┌─ RECORDED INFORMATION

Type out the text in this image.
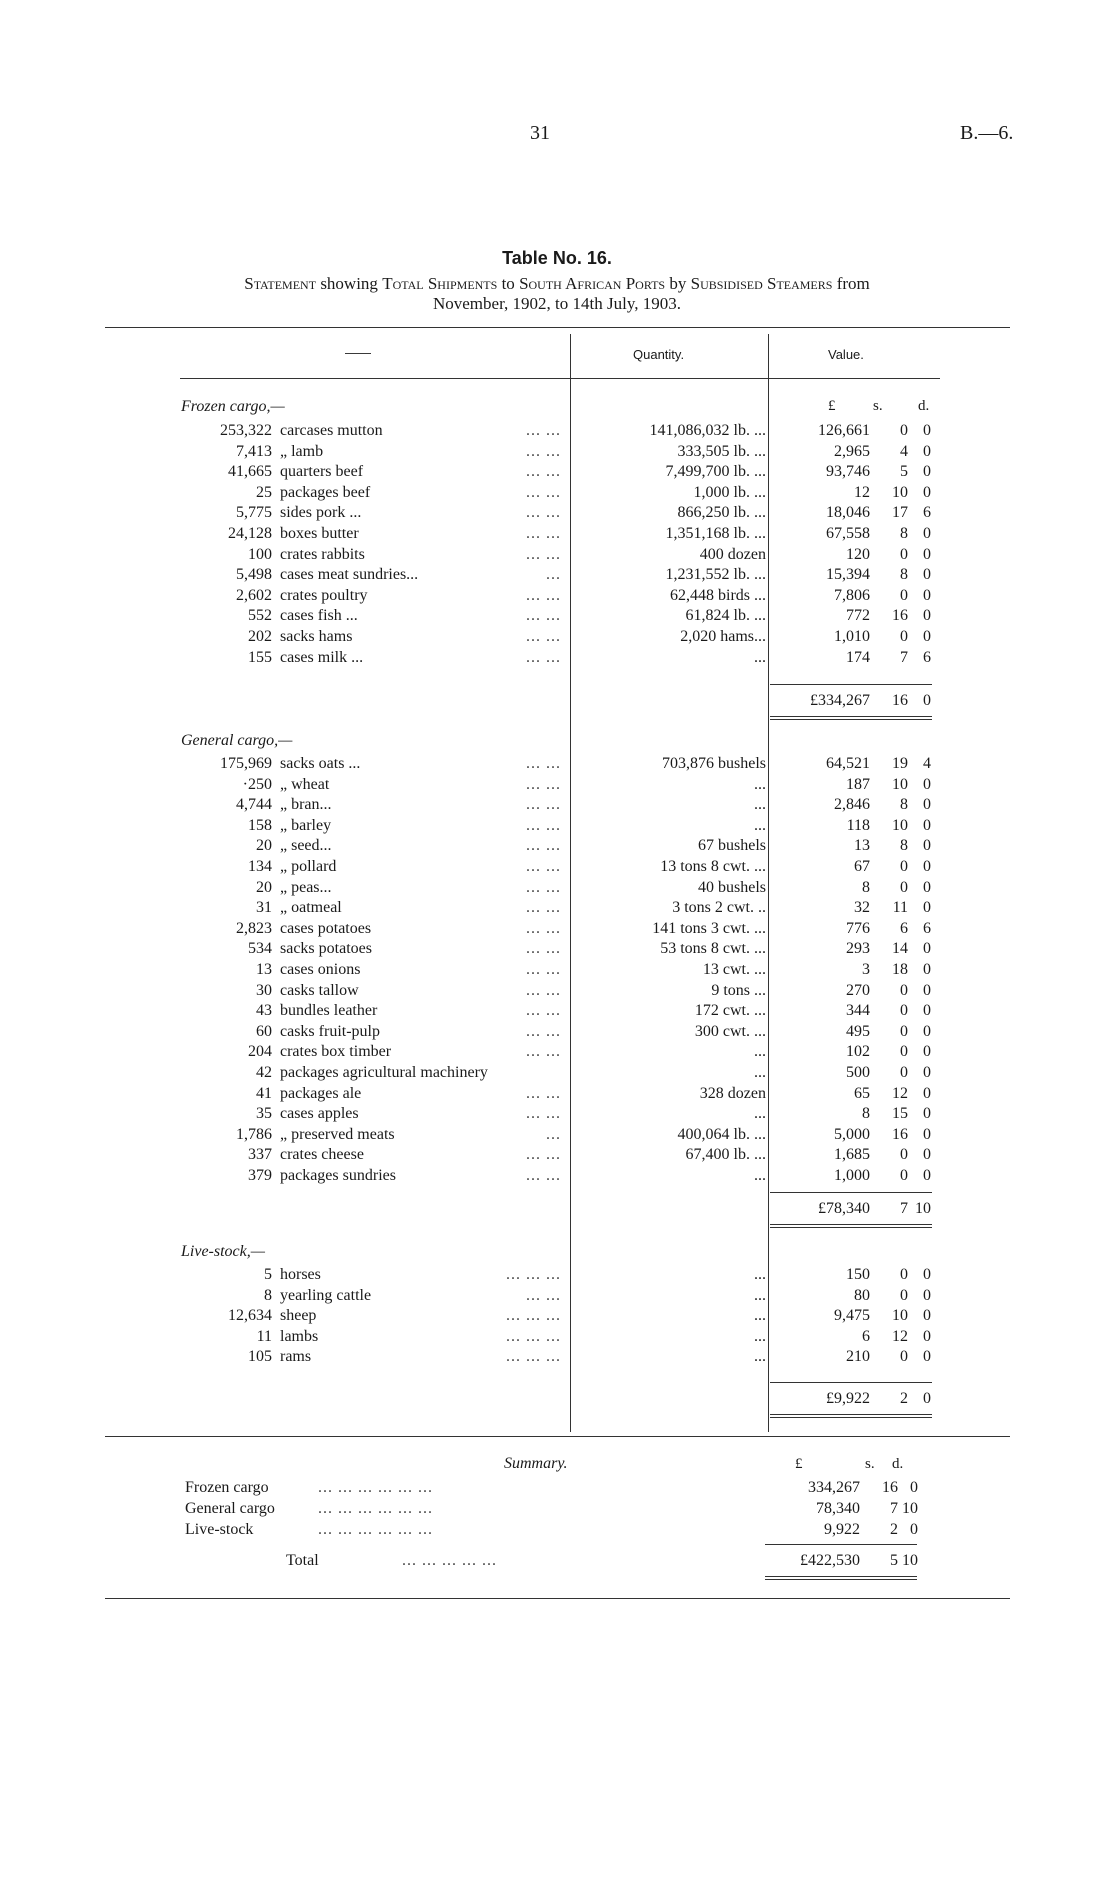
31	B.—6.
Table No. 16.
Statement showing Total Shipments to South African Ports by Subsidised Steamers from
November, 1902, to 14th July, 1903.
——	Quantity.	Value.
Frozen cargo,—	£	s. d.
253,322 carcases mutton	... ...	141,086,032 lb. ...	126,661 0 0
7,413 „ lamb	... ...	333,505 lb. ...	2,965 4 0
41,665 quarters beef	... ...	7,499,700 lb. ...	93,746 5 0
25 packages beef	... ...	1,000 lb. ...	12 10 0
5,775 sides pork ...	... ...	866,250 lb. ...	18,046 17 6
24,128 boxes butter	... ...	1,351,168 lb. ...	67,558 8 0
100 crates rabbits	... ...	400 dozen	120 0 0
5,498 cases meat sundries...	...	1,231,552 lb. ...	15,394 8 0
2,602 crates poultry	... ...	62,448 birds ...	7,806 0 0
552 cases fish ...	... ...	61,824 lb. ...	772 16 0
202 sacks hams	... ...	2,020 hams...	1,010 0 0
155 cases milk ...	... ...	...	174 7 6
£334,267 16 0
General cargo,—
175,969 sacks oats ...	... ...	703,876 bushels	64,521 19 4
·250 „ wheat	... ...	...	187 10 0
4,744 „ bran...	... ...	...	2,846 8 0
158 „ barley	... ...	...	118 10 0
20 „ seed...	... ...	67 bushels	13 8 0
134 „ pollard	... ...	13 tons 8 cwt. ...	67 0 0
20 „ peas...	... ...	40 bushels	8 0 0
31 „ oatmeal	... ...	3 tons 2 cwt. ..	32 11 0
2,823 cases potatoes	... ...	141 tons 3 cwt. ...	776 6 6
534 sacks potatoes	... ...	53 tons 8 cwt. ...	293 14 0
13 cases onions	... ...	13 cwt. ...	3 18 0
30 casks tallow	... ...	9 tons ...	270 0 0
43 bundles leather	... ...	172 cwt. ...	344 0 0
60 casks fruit-pulp	... ...	300 cwt. ...	495 0 0
204 crates box timber	... ...	...	102 0 0
42 packages agricultural machinery	...	500 0 0
41 packages ale	... ...	328 dozen	65 12 0
35 cases apples	... ...	...	8 15 0
1,786 „ preserved meats	...	400,064 lb. ...	5,000 16 0
337 crates cheese	... ...	67,400 lb. ...	1,685 0 0
379 packages sundries	... ...	...	1,000 0 0
£78,340 7 10
Live-stock,—
5 horses	... ... ...	...	150 0 0
8 yearling cattle	... ...	...	80 0 0
12,634 sheep	... ... ...	...	9,475 10 0
11 lambs	... ... ...	...	6 12 0
105 rams	... ... ...	...	210 0 0
£9,922 2 0
Summary.	£	s. d.
Frozen cargo	... ... ... ... ... ...	334,267 16 0
General cargo	... ... ... ... ... ...	78,340 7 10
Live-stock	... ... ... ... ... ...	9,922 2 0
Total	... ... ... ... ...	£422,530 5 10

└─

Reproduce every line precisely as given, omitting all pictures.

TASK RESULT —
Type out the text in this image.
31	B.—6.
Table No. 16.
Statement showing Total Shipments to South African Ports by Subsidised Steamers from
November, 1902, to 14th July, 1903.
——	Quantity.	Value.
Frozen cargo,—	£	s. d.
253,322 carcases mutton	... ...	141,086,032 lb. ...	126,661 0 0
7,413 „ lamb	... ...	333,505 lb. ...	2,965 4 0
41,665 quarters beef	... ...	7,499,700 lb. ...	93,746 5 0
25 packages beef	... ...	1,000 lb. ...	12 10 0
5,775 sides pork ...	... ...	866,250 lb. ...	18,046 17 6
24,128 boxes butter	... ...	1,351,168 lb. ...	67,558 8 0
100 crates rabbits	... ...	400 dozen	120 0 0
5,498 cases meat sundries...	...	1,231,552 lb. ...	15,394 8 0
2,602 crates poultry	... ...	62,448 birds ...	7,806 0 0
552 cases fish ...	... ...	61,824 lb. ...	772 16 0
202 sacks hams	... ...	2,020 hams...	1,010 0 0
155 cases milk ...	... ...	...	174 7 6
£334,267 16 0
General cargo,—
175,969 sacks oats ...	... ...	703,876 bushels	64,521 19 4
·250 „ wheat	... ...	...	187 10 0
4,744 „ bran...	... ...	...	2,846 8 0
158 „ barley	... ...	...	118 10 0
20 „ seed...	... ...	67 bushels	13 8 0
134 „ pollard	... ...	13 tons 8 cwt. ...	67 0 0
20 „ peas...	... ...	40 bushels	8 0 0
31 „ oatmeal	... ...	3 tons 2 cwt. ..	32 11 0
2,823 cases potatoes	... ...	141 tons 3 cwt. ...	776 6 6
534 sacks potatoes	... ...	53 tons 8 cwt. ...	293 14 0
13 cases onions	... ...	13 cwt. ...	3 18 0
30 casks tallow	... ...	9 tons ...	270 0 0
43 bundles leather	... ...	172 cwt. ...	344 0 0
60 casks fruit-pulp	... ...	300 cwt. ...	495 0 0
204 crates box timber	... ...	...	102 0 0
42 packages agricultural machinery	...	500 0 0
41 packages ale	... ...	328 dozen	65 12 0
35 cases apples	... ...	...	8 15 0
1,786 „ preserved meats	...	400,064 lb. ...	5,000 16 0
337 crates cheese	... ...	67,400 lb. ...	1,685 0 0
379 packages sundries	... ...	...	1,000 0 0
£78,340 7 10
Live-stock,—
5 horses	... ... ...	...	150 0 0
8 yearling cattle	... ...	...	80 0 0
12,634 sheep	... ... ...	...	9,475 10 0
11 lambs	... ... ...	...	6 12 0
105 rams	... ... ...	...	210 0 0
£9,922 2 0
Summary.	£	s. d.
Frozen cargo	... ... ... ... ... ...	334,267 16 0
General cargo	... ... ... ... ... ...	78,340 7 10
Live-stock	... ... ... ... ... ...	9,922 2 0
Total	... ... ... ... ...	£422,530 5 10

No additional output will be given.